◆ **Your goal**:
Quote every line of the material beneath this one.
--------
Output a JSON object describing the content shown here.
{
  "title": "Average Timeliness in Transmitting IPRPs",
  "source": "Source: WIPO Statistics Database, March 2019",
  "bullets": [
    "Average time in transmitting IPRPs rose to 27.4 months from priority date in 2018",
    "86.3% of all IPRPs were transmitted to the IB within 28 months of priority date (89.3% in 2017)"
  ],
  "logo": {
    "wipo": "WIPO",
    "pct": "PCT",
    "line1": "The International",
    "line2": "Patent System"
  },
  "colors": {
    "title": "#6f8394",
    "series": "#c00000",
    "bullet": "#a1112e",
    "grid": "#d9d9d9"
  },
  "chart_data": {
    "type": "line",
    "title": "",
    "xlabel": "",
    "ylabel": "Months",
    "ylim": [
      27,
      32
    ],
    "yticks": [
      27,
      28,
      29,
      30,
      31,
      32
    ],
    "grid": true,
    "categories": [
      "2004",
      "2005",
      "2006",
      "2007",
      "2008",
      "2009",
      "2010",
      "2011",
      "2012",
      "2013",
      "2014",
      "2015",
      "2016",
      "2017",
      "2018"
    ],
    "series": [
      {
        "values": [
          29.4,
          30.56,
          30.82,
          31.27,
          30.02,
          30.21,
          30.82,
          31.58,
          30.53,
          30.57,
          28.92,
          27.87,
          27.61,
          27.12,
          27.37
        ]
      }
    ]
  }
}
--------
◆ **Written answer**:
Output a JSON object describing the content shown here.
{
  "title": "Average Timeliness in Transmitting IPRPs",
  "source": "Source: WIPO Statistics Database, March 2019",
  "bullets": [
    "Average time in transmitting IPRPs rose to 27.4 months from priority date in 2018",
    "86.3% of all IPRPs were transmitted to the IB within 28 months of priority date (89.3% in 2017)"
  ],
  "logo": {
    "wipo": "WIPO",
    "pct": "PCT",
    "line1": "The International",
    "line2": "Patent System"
  },
  "colors": {
    "title": "#6f8394",
    "series": "#c00000",
    "bullet": "#a1112e",
    "grid": "#d9d9d9"
  },
  "chart_data": {
    "type": "line",
    "title": "",
    "xlabel": "",
    "ylabel": "Months",
    "ylim": [
      27,
      32
    ],
    "yticks": [
      27,
      28,
      29,
      30,
      31,
      32
    ],
    "grid": true,
    "categories": [
      "2004",
      "2005",
      "2006",
      "2007",
      "2008",
      "2009",
      "2010",
      "2011",
      "2012",
      "2013",
      "2014",
      "2015",
      "2016",
      "2017",
      "2018"
    ],
    "series": [
      {
        "values": [
          29.4,
          30.56,
          30.82,
          31.27,
          30.02,
          30.21,
          30.82,
          31.58,
          30.53,
          30.57,
          28.92,
          27.87,
          27.61,
          27.12,
          27.37
        ]
      }
    ]
  }
}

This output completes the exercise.